DIRECTIONS FOR THIS TASK — Lines holding the string "ఐఈఆర" are the ones to copy from this listing.
......
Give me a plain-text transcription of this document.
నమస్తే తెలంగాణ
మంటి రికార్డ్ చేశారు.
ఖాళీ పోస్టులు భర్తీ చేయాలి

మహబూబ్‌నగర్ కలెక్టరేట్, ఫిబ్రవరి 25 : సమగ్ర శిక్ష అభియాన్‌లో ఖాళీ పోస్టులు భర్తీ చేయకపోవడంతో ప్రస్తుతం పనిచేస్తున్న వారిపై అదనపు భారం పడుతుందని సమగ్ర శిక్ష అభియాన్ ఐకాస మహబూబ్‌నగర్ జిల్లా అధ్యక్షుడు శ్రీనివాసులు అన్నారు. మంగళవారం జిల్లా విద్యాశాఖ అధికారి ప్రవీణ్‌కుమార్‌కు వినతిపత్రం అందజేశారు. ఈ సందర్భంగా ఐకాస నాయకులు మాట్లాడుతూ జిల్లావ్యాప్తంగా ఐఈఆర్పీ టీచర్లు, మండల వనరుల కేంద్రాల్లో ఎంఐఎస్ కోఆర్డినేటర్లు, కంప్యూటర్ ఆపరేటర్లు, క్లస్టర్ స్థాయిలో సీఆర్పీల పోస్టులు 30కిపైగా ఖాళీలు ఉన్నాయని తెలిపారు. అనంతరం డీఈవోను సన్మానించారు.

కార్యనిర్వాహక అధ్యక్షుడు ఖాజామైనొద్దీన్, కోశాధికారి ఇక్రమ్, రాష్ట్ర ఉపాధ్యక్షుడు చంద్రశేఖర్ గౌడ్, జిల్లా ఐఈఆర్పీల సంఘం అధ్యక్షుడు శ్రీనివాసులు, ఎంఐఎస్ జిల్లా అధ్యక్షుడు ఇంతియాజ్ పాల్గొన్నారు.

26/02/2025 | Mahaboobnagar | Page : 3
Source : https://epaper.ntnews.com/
......
RESULT OF THE EXERCISE —
మహబూబ్‌నగర్ కలెక్టరేట్, ఫిబ్రవరి 25 : సమగ్ర శిక్ష అభియాన్‌లో ఖాళీ పోస్టులు భర్తీ చేయకపోవడంతో ప్రస్తుతం పనిచేస్తున్న వారిపై అదనపు భారం పడుతుందని సమగ్ర శిక్ష అభియాన్ ఐకాస మహబూబ్‌నగర్ జిల్లా అధ్యక్షుడు శ్రీనివాసులు అన్నారు. మంగళవారం జిల్లా విద్యాశాఖ అధికారి ప్రవీణ్‌కుమార్‌కు వినతిపత్రం అందజేశారు. ఈ సందర్భంగా ఐకాస నాయకులు మాట్లాడుతూ జిల్లావ్యాప్తంగా ఐఈఆర్పీ టీచర్లు, మండల వనరుల కేంద్రాల్లో ఎంఐఎస్ కోఆర్డినేటర్లు, కంప్యూటర్ ఆపరేటర్లు, క్లస్టర్ స్థాయిలో సీఆర్పీల పోస్టులు 30కిపైగా ఖాళీలు ఉన్నాయని తెలిపారు. అనంతరం డీఈవోను సన్మానించారు.
కార్యనిర్వాహక అధ్యక్షుడు ఖాజామైనొద్దీన్, కోశాధికారి ఇక్రమ్, రాష్ట్ర ఉపాధ్యక్షుడు చంద్రశేఖర్ గౌడ్, జిల్లా ఐఈఆర్పీల సంఘం అధ్యక్షుడు శ్రీనివాసులు, ఎంఐఎస్ జిల్లా అధ్యక్షుడు ఇంతియాజ్ పాల్గొన్నారు.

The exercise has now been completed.